> Given records
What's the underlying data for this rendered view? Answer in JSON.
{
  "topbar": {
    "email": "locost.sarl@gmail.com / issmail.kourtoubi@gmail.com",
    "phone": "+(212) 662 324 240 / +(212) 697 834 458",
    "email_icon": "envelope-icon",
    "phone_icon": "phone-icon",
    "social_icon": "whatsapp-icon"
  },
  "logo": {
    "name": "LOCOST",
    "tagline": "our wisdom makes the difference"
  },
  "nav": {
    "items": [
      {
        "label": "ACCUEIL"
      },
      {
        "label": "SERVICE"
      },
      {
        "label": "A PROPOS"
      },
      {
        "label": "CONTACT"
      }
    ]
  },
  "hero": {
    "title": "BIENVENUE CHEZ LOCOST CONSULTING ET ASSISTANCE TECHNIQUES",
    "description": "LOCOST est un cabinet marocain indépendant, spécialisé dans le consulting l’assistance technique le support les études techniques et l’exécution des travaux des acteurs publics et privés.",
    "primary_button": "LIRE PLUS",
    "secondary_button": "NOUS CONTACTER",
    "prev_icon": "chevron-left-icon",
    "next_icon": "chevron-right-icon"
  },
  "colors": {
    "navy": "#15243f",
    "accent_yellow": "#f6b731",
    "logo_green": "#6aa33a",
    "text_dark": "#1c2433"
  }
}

> Required task
Your task is to repeat every line exactly.

> Output of the task
What's the underlying data for this rendered view? Answer in JSON.
{
  "topbar": {
    "email": "locost.sarl@gmail.com / issmail.kourtoubi@gmail.com",
    "phone": "+(212) 662 324 240 / +(212) 697 834 458",
    "email_icon": "envelope-icon",
    "phone_icon": "phone-icon",
    "social_icon": "whatsapp-icon"
  },
  "logo": {
    "name": "LOCOST",
    "tagline": "our wisdom makes the difference"
  },
  "nav": {
    "items": [
      {
        "label": "ACCUEIL"
      },
      {
        "label": "SERVICE"
      },
      {
        "label": "A PROPOS"
      },
      {
        "label": "CONTACT"
      }
    ]
  },
  "hero": {
    "title": "BIENVENUE CHEZ LOCOST CONSULTING ET ASSISTANCE TECHNIQUES",
    "description": "LOCOST est un cabinet marocain indépendant, spécialisé dans le consulting l’assistance technique le support les études techniques et l’exécution des travaux des acteurs publics et privés.",
    "primary_button": "LIRE PLUS",
    "secondary_button": "NOUS CONTACTER",
    "prev_icon": "chevron-left-icon",
    "next_icon": "chevron-right-icon"
  },
  "colors": {
    "navy": "#15243f",
    "accent_yellow": "#f6b731",
    "logo_green": "#6aa33a",
    "text_dark": "#1c2433"
  }
}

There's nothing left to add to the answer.